• **SHORT PROBLEM**
Take from the listing each line that has the string "грудного".

• **RECORDED DATA**
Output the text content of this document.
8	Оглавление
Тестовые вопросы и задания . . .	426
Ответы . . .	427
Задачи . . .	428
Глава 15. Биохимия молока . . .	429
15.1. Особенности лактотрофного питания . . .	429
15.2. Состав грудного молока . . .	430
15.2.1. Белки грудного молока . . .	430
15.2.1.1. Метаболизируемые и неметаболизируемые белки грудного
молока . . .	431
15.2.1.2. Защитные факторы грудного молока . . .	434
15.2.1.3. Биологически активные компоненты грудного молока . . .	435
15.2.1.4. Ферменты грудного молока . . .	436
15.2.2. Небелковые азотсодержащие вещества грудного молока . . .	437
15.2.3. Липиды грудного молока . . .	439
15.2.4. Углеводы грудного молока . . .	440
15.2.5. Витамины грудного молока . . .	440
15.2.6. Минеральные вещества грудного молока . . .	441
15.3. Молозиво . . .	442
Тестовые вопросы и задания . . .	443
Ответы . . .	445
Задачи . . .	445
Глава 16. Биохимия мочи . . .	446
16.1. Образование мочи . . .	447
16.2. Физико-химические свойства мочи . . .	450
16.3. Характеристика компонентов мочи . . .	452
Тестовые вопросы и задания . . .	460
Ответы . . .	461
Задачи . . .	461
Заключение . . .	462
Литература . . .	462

• **EXERCISE OUTPUT**
15.2. Состав грудного молока . . .	430
15.2.1. Белки грудного молока . . .	430
15.2.1.1. Метаболизируемые и неметаболизируемые белки грудного
15.2.1.2. Защитные факторы грудного молока . . .	434
15.2.1.3. Биологически активные компоненты грудного молока . . .	435
15.2.1.4. Ферменты грудного молока . . .	436
15.2.2. Небелковые азотсодержащие вещества грудного молока . . .	437
15.2.3. Липиды грудного молока . . .	439
15.2.4. Углеводы грудного молока . . .	440
15.2.5. Витамины грудного молока . . .	440
15.2.6. Минеральные вещества грудного молока . . .	441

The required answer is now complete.